### Task description
Please print every record below exactly as it appears.

### Provided entries
-- begin --
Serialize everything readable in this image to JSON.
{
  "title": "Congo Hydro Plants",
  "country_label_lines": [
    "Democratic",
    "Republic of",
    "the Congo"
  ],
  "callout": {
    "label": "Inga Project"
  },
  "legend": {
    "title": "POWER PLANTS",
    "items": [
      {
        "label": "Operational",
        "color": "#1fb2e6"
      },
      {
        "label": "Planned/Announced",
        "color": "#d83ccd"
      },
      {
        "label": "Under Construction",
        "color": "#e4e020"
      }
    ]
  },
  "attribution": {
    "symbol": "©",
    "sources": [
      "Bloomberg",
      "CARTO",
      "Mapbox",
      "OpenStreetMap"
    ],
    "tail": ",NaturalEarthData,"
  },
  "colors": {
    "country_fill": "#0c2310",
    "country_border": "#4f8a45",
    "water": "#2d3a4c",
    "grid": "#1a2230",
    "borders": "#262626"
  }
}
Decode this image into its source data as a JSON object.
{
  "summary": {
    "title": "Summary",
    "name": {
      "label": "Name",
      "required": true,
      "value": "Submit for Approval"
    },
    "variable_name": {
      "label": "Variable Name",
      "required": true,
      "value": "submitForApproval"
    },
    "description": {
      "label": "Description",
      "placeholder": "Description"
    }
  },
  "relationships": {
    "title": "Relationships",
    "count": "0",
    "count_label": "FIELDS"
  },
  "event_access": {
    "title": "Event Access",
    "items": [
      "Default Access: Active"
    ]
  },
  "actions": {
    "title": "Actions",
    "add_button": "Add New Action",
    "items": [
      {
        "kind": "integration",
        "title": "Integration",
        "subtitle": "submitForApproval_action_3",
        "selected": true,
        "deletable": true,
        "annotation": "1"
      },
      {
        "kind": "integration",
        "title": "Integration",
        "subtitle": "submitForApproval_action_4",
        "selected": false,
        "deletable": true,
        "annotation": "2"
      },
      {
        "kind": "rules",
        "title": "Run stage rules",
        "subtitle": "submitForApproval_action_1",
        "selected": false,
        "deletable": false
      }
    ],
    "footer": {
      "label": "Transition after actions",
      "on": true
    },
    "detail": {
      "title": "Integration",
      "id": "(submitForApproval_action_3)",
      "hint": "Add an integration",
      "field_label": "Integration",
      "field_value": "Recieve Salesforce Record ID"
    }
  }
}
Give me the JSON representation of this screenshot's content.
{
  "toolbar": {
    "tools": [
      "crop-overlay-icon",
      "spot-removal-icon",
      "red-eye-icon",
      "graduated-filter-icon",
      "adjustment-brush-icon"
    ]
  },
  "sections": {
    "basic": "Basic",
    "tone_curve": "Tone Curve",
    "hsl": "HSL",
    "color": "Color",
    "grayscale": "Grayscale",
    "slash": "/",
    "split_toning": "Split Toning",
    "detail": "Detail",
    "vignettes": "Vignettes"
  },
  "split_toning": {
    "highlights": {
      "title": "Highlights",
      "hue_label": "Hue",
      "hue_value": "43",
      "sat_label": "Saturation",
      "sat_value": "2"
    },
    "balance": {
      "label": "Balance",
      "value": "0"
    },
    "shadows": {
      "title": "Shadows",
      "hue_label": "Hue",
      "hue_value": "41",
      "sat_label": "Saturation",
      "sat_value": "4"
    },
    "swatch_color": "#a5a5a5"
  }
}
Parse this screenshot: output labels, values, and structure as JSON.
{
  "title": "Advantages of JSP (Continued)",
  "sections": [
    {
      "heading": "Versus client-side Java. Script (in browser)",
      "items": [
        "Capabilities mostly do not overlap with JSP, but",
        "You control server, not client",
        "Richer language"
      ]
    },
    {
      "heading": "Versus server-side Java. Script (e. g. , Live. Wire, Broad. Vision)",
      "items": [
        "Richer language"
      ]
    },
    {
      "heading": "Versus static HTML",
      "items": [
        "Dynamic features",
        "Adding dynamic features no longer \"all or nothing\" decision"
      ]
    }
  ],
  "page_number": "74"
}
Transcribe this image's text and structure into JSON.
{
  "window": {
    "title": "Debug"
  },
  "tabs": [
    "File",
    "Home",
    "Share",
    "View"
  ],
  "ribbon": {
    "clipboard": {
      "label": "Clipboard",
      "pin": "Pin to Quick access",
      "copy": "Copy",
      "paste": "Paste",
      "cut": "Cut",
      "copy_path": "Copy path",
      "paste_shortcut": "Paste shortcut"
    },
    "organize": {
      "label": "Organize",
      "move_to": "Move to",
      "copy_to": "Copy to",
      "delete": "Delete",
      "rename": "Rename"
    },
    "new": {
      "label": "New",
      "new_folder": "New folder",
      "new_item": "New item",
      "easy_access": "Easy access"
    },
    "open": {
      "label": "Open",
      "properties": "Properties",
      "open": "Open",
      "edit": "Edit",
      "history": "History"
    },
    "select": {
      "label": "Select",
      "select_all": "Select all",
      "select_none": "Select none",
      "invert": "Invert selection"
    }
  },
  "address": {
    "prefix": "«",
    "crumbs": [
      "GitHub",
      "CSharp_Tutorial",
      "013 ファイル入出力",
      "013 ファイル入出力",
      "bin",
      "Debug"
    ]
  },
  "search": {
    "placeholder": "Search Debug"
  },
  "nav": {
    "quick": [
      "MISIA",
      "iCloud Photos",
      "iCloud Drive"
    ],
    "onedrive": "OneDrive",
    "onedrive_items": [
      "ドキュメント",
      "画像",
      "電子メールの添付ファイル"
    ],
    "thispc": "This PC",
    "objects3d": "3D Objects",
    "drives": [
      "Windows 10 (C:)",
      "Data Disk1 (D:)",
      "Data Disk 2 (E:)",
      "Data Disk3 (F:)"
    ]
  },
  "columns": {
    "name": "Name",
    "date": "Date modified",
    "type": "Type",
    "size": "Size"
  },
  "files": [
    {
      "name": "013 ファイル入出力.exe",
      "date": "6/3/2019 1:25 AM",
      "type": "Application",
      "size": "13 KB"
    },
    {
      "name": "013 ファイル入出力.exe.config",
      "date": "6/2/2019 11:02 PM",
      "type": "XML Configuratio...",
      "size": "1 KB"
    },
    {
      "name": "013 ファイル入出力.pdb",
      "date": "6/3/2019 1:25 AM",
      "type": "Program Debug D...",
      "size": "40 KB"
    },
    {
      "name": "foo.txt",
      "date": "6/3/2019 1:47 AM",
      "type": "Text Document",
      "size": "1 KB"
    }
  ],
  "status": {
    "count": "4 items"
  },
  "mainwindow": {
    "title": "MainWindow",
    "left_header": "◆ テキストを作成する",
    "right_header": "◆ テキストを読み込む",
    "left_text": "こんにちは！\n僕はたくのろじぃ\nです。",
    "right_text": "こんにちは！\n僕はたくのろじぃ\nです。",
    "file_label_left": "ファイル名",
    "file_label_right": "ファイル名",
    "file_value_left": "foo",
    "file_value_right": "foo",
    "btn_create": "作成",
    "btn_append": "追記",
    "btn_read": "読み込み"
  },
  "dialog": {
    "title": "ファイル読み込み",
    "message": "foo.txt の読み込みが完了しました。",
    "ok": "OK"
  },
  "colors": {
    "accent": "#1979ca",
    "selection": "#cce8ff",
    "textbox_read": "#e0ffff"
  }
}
-- end --
### Written answer
Serialize everything readable in this image to JSON.
{
  "title": "Congo Hydro Plants",
  "country_label_lines": [
    "Democratic",
    "Republic of",
    "the Congo"
  ],
  "callout": {
    "label": "Inga Project"
  },
  "legend": {
    "title": "POWER PLANTS",
    "items": [
      {
        "label": "Operational",
        "color": "#1fb2e6"
      },
      {
        "label": "Planned/Announced",
        "color": "#d83ccd"
      },
      {
        "label": "Under Construction",
        "color": "#e4e020"
      }
    ]
  },
  "attribution": {
    "symbol": "©",
    "sources": [
      "Bloomberg",
      "CARTO",
      "Mapbox",
      "OpenStreetMap"
    ],
    "tail": ",NaturalEarthData,"
  },
  "colors": {
    "country_fill": "#0c2310",
    "country_border": "#4f8a45",
    "water": "#2d3a4c",
    "grid": "#1a2230",
    "borders": "#262626"
  }
}
Decode this image into its source data as a JSON object.
{
  "summary": {
    "title": "Summary",
    "name": {
      "label": "Name",
      "required": true,
      "value": "Submit for Approval"
    },
    "variable_name": {
      "label": "Variable Name",
      "required": true,
      "value": "submitForApproval"
    },
    "description": {
      "label": "Description",
      "placeholder": "Description"
    }
  },
  "relationships": {
    "title": "Relationships",
    "count": "0",
    "count_label": "FIELDS"
  },
  "event_access": {
    "title": "Event Access",
    "items": [
      "Default Access: Active"
    ]
  },
  "actions": {
    "title": "Actions",
    "add_button": "Add New Action",
    "items": [
      {
        "kind": "integration",
        "title": "Integration",
        "subtitle": "submitForApproval_action_3",
        "selected": true,
        "deletable": true,
        "annotation": "1"
      },
      {
        "kind": "integration",
        "title": "Integration",
        "subtitle": "submitForApproval_action_4",
        "selected": false,
        "deletable": true,
        "annotation": "2"
      },
      {
        "kind": "rules",
        "title": "Run stage rules",
        "subtitle": "submitForApproval_action_1",
        "selected": false,
        "deletable": false
      }
    ],
    "footer": {
      "label": "Transition after actions",
      "on": true
    },
    "detail": {
      "title": "Integration",
      "id": "(submitForApproval_action_3)",
      "hint": "Add an integration",
      "field_label": "Integration",
      "field_value": "Recieve Salesforce Record ID"
    }
  }
}
Give me the JSON representation of this screenshot's content.
{
  "toolbar": {
    "tools": [
      "crop-overlay-icon",
      "spot-removal-icon",
      "red-eye-icon",
      "graduated-filter-icon",
      "adjustment-brush-icon"
    ]
  },
  "sections": {
    "basic": "Basic",
    "tone_curve": "Tone Curve",
    "hsl": "HSL",
    "color": "Color",
    "grayscale": "Grayscale",
    "slash": "/",
    "split_toning": "Split Toning",
    "detail": "Detail",
    "vignettes": "Vignettes"
  },
  "split_toning": {
    "highlights": {
      "title": "Highlights",
      "hue_label": "Hue",
      "hue_value": "43",
      "sat_label": "Saturation",
      "sat_value": "2"
    },
    "balance": {
      "label": "Balance",
      "value": "0"
    },
    "shadows": {
      "title": "Shadows",
      "hue_label": "Hue",
      "hue_value": "41",
      "sat_label": "Saturation",
      "sat_value": "4"
    },
    "swatch_color": "#a5a5a5"
  }
}
Parse this screenshot: output labels, values, and structure as JSON.
{
  "title": "Advantages of JSP (Continued)",
  "sections": [
    {
      "heading": "Versus client-side Java. Script (in browser)",
      "items": [
        "Capabilities mostly do not overlap with JSP, but",
        "You control server, not client",
        "Richer language"
      ]
    },
    {
      "heading": "Versus server-side Java. Script (e. g. , Live. Wire, Broad. Vision)",
      "items": [
        "Richer language"
      ]
    },
    {
      "heading": "Versus static HTML",
      "items": [
        "Dynamic features",
        "Adding dynamic features no longer \"all or nothing\" decision"
      ]
    }
  ],
  "page_number": "74"
}
Transcribe this image's text and structure into JSON.
{
  "window": {
    "title": "Debug"
  },
  "tabs": [
    "File",
    "Home",
    "Share",
    "View"
  ],
  "ribbon": {
    "clipboard": {
      "label": "Clipboard",
      "pin": "Pin to Quick access",
      "copy": "Copy",
      "paste": "Paste",
      "cut": "Cut",
      "copy_path": "Copy path",
      "paste_shortcut": "Paste shortcut"
    },
    "organize": {
      "label": "Organize",
      "move_to": "Move to",
      "copy_to": "Copy to",
      "delete": "Delete",
      "rename": "Rename"
    },
    "new": {
      "label": "New",
      "new_folder": "New folder",
      "new_item": "New item",
      "easy_access": "Easy access"
    },
    "open": {
      "label": "Open",
      "properties": "Properties",
      "open": "Open",
      "edit": "Edit",
      "history": "History"
    },
    "select": {
      "label": "Select",
      "select_all": "Select all",
      "select_none": "Select none",
      "invert": "Invert selection"
    }
  },
  "address": {
    "prefix": "«",
    "crumbs": [
      "GitHub",
      "CSharp_Tutorial",
      "013 ファイル入出力",
      "013 ファイル入出力",
      "bin",
      "Debug"
    ]
  },
  "search": {
    "placeholder": "Search Debug"
  },
  "nav": {
    "quick": [
      "MISIA",
      "iCloud Photos",
      "iCloud Drive"
    ],
    "onedrive": "OneDrive",
    "onedrive_items": [
      "ドキュメント",
      "画像",
      "電子メールの添付ファイル"
    ],
    "thispc": "This PC",
    "objects3d": "3D Objects",
    "drives": [
      "Windows 10 (C:)",
      "Data Disk1 (D:)",
      "Data Disk 2 (E:)",
      "Data Disk3 (F:)"
    ]
  },
  "columns": {
    "name": "Name",
    "date": "Date modified",
    "type": "Type",
    "size": "Size"
  },
  "files": [
    {
      "name": "013 ファイル入出力.exe",
      "date": "6/3/2019 1:25 AM",
      "type": "Application",
      "size": "13 KB"
    },
    {
      "name": "013 ファイル入出力.exe.config",
      "date": "6/2/2019 11:02 PM",
      "type": "XML Configuratio...",
      "size": "1 KB"
    },
    {
      "name": "013 ファイル入出力.pdb",
      "date": "6/3/2019 1:25 AM",
      "type": "Program Debug D...",
      "size": "40 KB"
    },
    {
      "name": "foo.txt",
      "date": "6/3/2019 1:47 AM",
      "type": "Text Document",
      "size": "1 KB"
    }
  ],
  "status": {
    "count": "4 items"
  },
  "mainwindow": {
    "title": "MainWindow",
    "left_header": "◆ テキストを作成する",
    "right_header": "◆ テキストを読み込む",
    "left_text": "こんにちは！\n僕はたくのろじぃ\nです。",
    "right_text": "こんにちは！\n僕はたくのろじぃ\nです。",
    "file_label_left": "ファイル名",
    "file_label_right": "ファイル名",
    "file_value_left": "foo",
    "file_value_right": "foo",
    "btn_create": "作成",
    "btn_append": "追記",
    "btn_read": "読み込み"
  },
  "dialog": {
    "title": "ファイル読み込み",
    "message": "foo.txt の読み込みが完了しました。",
    "ok": "OK"
  },
  "colors": {
    "accent": "#1979ca",
    "selection": "#cce8ff",
    "textbox_read": "#e0ffff"
  }
}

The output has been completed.